** begin Provided material **

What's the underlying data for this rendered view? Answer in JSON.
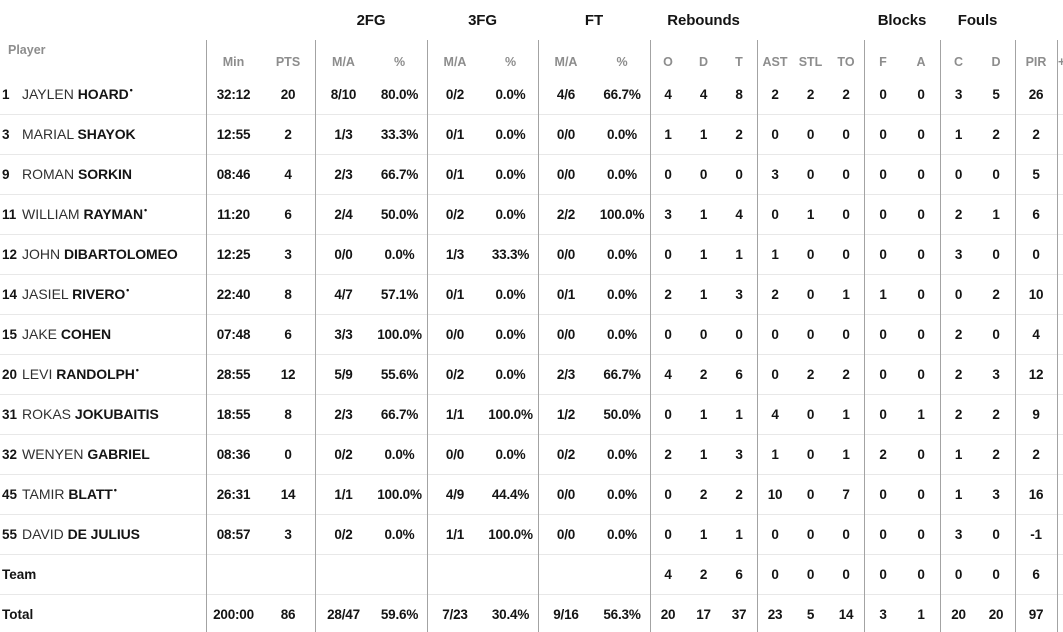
{
  "colors": {
    "background": "#ffffff",
    "text": "#141414",
    "muted_header": "#8d8d8d",
    "column_separator": "#a3a3a3",
    "row_separator": "#e8e8e8"
  },
  "table": {
    "player_header": "Player",
    "column_groups": [
      {
        "label": "2FG"
      },
      {
        "label": "3FG"
      },
      {
        "label": "FT"
      },
      {
        "label": "Rebounds"
      },
      {
        "label": "Blocks"
      },
      {
        "label": "Fouls"
      }
    ],
    "subheaders": [
      "Min",
      "PTS",
      "M/A",
      "%",
      "M/A",
      "%",
      "M/A",
      "%",
      "O",
      "D",
      "T",
      "AST",
      "STL",
      "TO",
      "F",
      "A",
      "C",
      "D",
      "PIR"
    ],
    "plus_minus_header": "+",
    "starter_mark": "•",
    "stat_keys": [
      "min",
      "pts",
      "2fg-ma",
      "2fg-pct",
      "3fg-ma",
      "3fg-pct",
      "ft-ma",
      "ft-pct",
      "reb-o",
      "reb-d",
      "reb-t",
      "ast",
      "stl",
      "to",
      "blk-f",
      "blk-a",
      "foul-c",
      "foul-d",
      "pir"
    ],
    "rows": [
      {
        "num": "1",
        "first": "JAYLEN",
        "last": "HOARD",
        "starter": true,
        "stats": [
          "32:12",
          "20",
          "8/10",
          "80.0%",
          "0/2",
          "0.0%",
          "4/6",
          "66.7%",
          "4",
          "4",
          "8",
          "2",
          "2",
          "2",
          "0",
          "0",
          "3",
          "5",
          "26"
        ]
      },
      {
        "num": "3",
        "first": "MARIAL",
        "last": "SHAYOK",
        "starter": false,
        "stats": [
          "12:55",
          "2",
          "1/3",
          "33.3%",
          "0/1",
          "0.0%",
          "0/0",
          "0.0%",
          "1",
          "1",
          "2",
          "0",
          "0",
          "0",
          "0",
          "0",
          "1",
          "2",
          "2"
        ]
      },
      {
        "num": "9",
        "first": "ROMAN",
        "last": "SORKIN",
        "starter": false,
        "stats": [
          "08:46",
          "4",
          "2/3",
          "66.7%",
          "0/1",
          "0.0%",
          "0/0",
          "0.0%",
          "0",
          "0",
          "0",
          "3",
          "0",
          "0",
          "0",
          "0",
          "0",
          "0",
          "5"
        ]
      },
      {
        "num": "11",
        "first": "WILLIAM",
        "last": "RAYMAN",
        "starter": true,
        "stats": [
          "11:20",
          "6",
          "2/4",
          "50.0%",
          "0/2",
          "0.0%",
          "2/2",
          "100.0%",
          "3",
          "1",
          "4",
          "0",
          "1",
          "0",
          "0",
          "0",
          "2",
          "1",
          "6"
        ]
      },
      {
        "num": "12",
        "first": "JOHN",
        "last": "DIBARTOLOMEO",
        "starter": false,
        "stats": [
          "12:25",
          "3",
          "0/0",
          "0.0%",
          "1/3",
          "33.3%",
          "0/0",
          "0.0%",
          "0",
          "1",
          "1",
          "1",
          "0",
          "0",
          "0",
          "0",
          "3",
          "0",
          "0"
        ]
      },
      {
        "num": "14",
        "first": "JASIEL",
        "last": "RIVERO",
        "starter": true,
        "stats": [
          "22:40",
          "8",
          "4/7",
          "57.1%",
          "0/1",
          "0.0%",
          "0/1",
          "0.0%",
          "2",
          "1",
          "3",
          "2",
          "0",
          "1",
          "1",
          "0",
          "0",
          "2",
          "10"
        ]
      },
      {
        "num": "15",
        "first": "JAKE",
        "last": "COHEN",
        "starter": false,
        "stats": [
          "07:48",
          "6",
          "3/3",
          "100.0%",
          "0/0",
          "0.0%",
          "0/0",
          "0.0%",
          "0",
          "0",
          "0",
          "0",
          "0",
          "0",
          "0",
          "0",
          "2",
          "0",
          "4"
        ]
      },
      {
        "num": "20",
        "first": "LEVI",
        "last": "RANDOLPH",
        "starter": true,
        "stats": [
          "28:55",
          "12",
          "5/9",
          "55.6%",
          "0/2",
          "0.0%",
          "2/3",
          "66.7%",
          "4",
          "2",
          "6",
          "0",
          "2",
          "2",
          "0",
          "0",
          "2",
          "3",
          "12"
        ]
      },
      {
        "num": "31",
        "first": "ROKAS",
        "last": "JOKUBAITIS",
        "starter": false,
        "stats": [
          "18:55",
          "8",
          "2/3",
          "66.7%",
          "1/1",
          "100.0%",
          "1/2",
          "50.0%",
          "0",
          "1",
          "1",
          "4",
          "0",
          "1",
          "0",
          "1",
          "2",
          "2",
          "9"
        ]
      },
      {
        "num": "32",
        "first": "WENYEN",
        "last": "GABRIEL",
        "starter": false,
        "stats": [
          "08:36",
          "0",
          "0/2",
          "0.0%",
          "0/0",
          "0.0%",
          "0/2",
          "0.0%",
          "2",
          "1",
          "3",
          "1",
          "0",
          "1",
          "2",
          "0",
          "1",
          "2",
          "2"
        ]
      },
      {
        "num": "45",
        "first": "TAMIR",
        "last": "BLATT",
        "starter": true,
        "stats": [
          "26:31",
          "14",
          "1/1",
          "100.0%",
          "4/9",
          "44.4%",
          "0/0",
          "0.0%",
          "0",
          "2",
          "2",
          "10",
          "0",
          "7",
          "0",
          "0",
          "1",
          "3",
          "16"
        ]
      },
      {
        "num": "55",
        "first": "DAVID",
        "last": "DE JULIUS",
        "starter": false,
        "stats": [
          "08:57",
          "3",
          "0/2",
          "0.0%",
          "1/1",
          "100.0%",
          "0/0",
          "0.0%",
          "0",
          "1",
          "1",
          "0",
          "0",
          "0",
          "0",
          "0",
          "3",
          "0",
          "-1"
        ]
      }
    ],
    "team_row": {
      "label": "Team",
      "stats": [
        "",
        "",
        "",
        "",
        "",
        "",
        "",
        "",
        "4",
        "2",
        "6",
        "0",
        "0",
        "0",
        "0",
        "0",
        "0",
        "0",
        "6"
      ]
    },
    "total_row": {
      "label": "Total",
      "stats": [
        "200:00",
        "86",
        "28/47",
        "59.6%",
        "7/23",
        "30.4%",
        "9/16",
        "56.3%",
        "20",
        "17",
        "37",
        "23",
        "5",
        "14",
        "3",
        "1",
        "20",
        "20",
        "97"
      ]
    }
  }
}
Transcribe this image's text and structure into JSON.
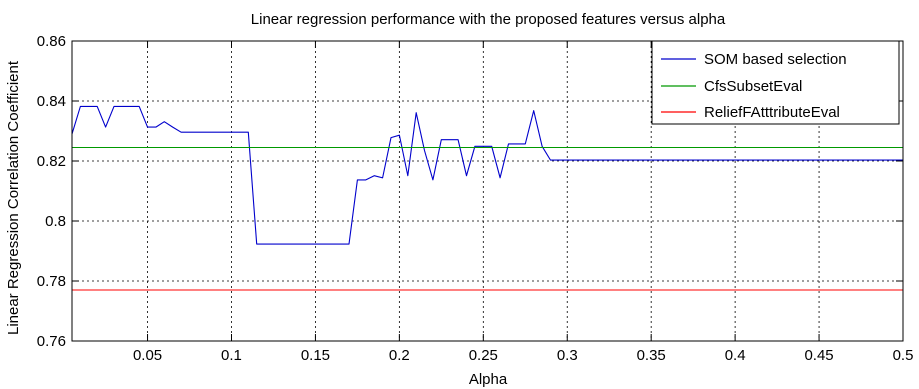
{
  "chart_data": {
    "type": "line",
    "title": "Linear regression performance with the proposed features versus alpha",
    "xlabel": "Alpha",
    "ylabel": "Linear Regression Correlation Coefficient",
    "xlim": [
      0.005,
      0.5
    ],
    "ylim": [
      0.76,
      0.86
    ],
    "x_ticks": [
      0.05,
      0.1,
      0.15,
      0.2,
      0.25,
      0.3,
      0.35,
      0.4,
      0.45,
      0.5
    ],
    "x_tick_labels": [
      "0.05",
      "0.1",
      "0.15",
      "0.2",
      "0.25",
      "0.3",
      "0.35",
      "0.4",
      "0.45",
      "0.5"
    ],
    "y_ticks": [
      0.76,
      0.78,
      0.8,
      0.82,
      0.84,
      0.86
    ],
    "y_tick_labels": [
      "0.76",
      "0.78",
      "0.8",
      "0.82",
      "0.84",
      "0.86"
    ],
    "grid": true,
    "legend_position": "top-right",
    "series": [
      {
        "name": "SOM based selection",
        "color": "#0000cc",
        "points": [
          [
            0.005,
            0.829
          ],
          [
            0.01,
            0.8382
          ],
          [
            0.015,
            0.8382
          ],
          [
            0.02,
            0.8382
          ],
          [
            0.025,
            0.8313
          ],
          [
            0.03,
            0.8382
          ],
          [
            0.035,
            0.8382
          ],
          [
            0.04,
            0.8382
          ],
          [
            0.045,
            0.8382
          ],
          [
            0.05,
            0.8313
          ],
          [
            0.055,
            0.8313
          ],
          [
            0.06,
            0.8331
          ],
          [
            0.065,
            0.8313
          ],
          [
            0.07,
            0.8296
          ],
          [
            0.075,
            0.8296
          ],
          [
            0.08,
            0.8296
          ],
          [
            0.085,
            0.8296
          ],
          [
            0.09,
            0.8296
          ],
          [
            0.095,
            0.8296
          ],
          [
            0.1,
            0.8296
          ],
          [
            0.105,
            0.8296
          ],
          [
            0.11,
            0.8296
          ],
          [
            0.115,
            0.7923
          ],
          [
            0.12,
            0.7923
          ],
          [
            0.125,
            0.7923
          ],
          [
            0.13,
            0.7923
          ],
          [
            0.135,
            0.7923
          ],
          [
            0.14,
            0.7923
          ],
          [
            0.145,
            0.7923
          ],
          [
            0.15,
            0.7923
          ],
          [
            0.155,
            0.7923
          ],
          [
            0.16,
            0.7923
          ],
          [
            0.165,
            0.7923
          ],
          [
            0.17,
            0.7923
          ],
          [
            0.175,
            0.8137
          ],
          [
            0.18,
            0.8137
          ],
          [
            0.185,
            0.8151
          ],
          [
            0.19,
            0.8144
          ],
          [
            0.195,
            0.8278
          ],
          [
            0.2,
            0.8286
          ],
          [
            0.205,
            0.8151
          ],
          [
            0.21,
            0.8361
          ],
          [
            0.215,
            0.8235
          ],
          [
            0.22,
            0.8137
          ],
          [
            0.225,
            0.8271
          ],
          [
            0.23,
            0.8271
          ],
          [
            0.235,
            0.8271
          ],
          [
            0.24,
            0.8151
          ],
          [
            0.245,
            0.8249
          ],
          [
            0.25,
            0.8249
          ],
          [
            0.255,
            0.8249
          ],
          [
            0.26,
            0.8144
          ],
          [
            0.265,
            0.8257
          ],
          [
            0.27,
            0.8257
          ],
          [
            0.275,
            0.8257
          ],
          [
            0.28,
            0.8368
          ],
          [
            0.285,
            0.8249
          ],
          [
            0.29,
            0.8203
          ],
          [
            0.3,
            0.8203
          ],
          [
            0.35,
            0.8203
          ],
          [
            0.4,
            0.8203
          ],
          [
            0.45,
            0.8203
          ],
          [
            0.5,
            0.8203
          ]
        ]
      },
      {
        "name": "CfsSubsetEval",
        "color": "#009900",
        "points": [
          [
            0.005,
            0.8245
          ],
          [
            0.5,
            0.8245
          ]
        ]
      },
      {
        "name": "ReliefFAtttributeEval",
        "color": "#ff0000",
        "points": [
          [
            0.005,
            0.777
          ],
          [
            0.5,
            0.777
          ]
        ]
      }
    ]
  }
}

** end Provided material **

Tell how many lines include "name". The number is the whole answer.

3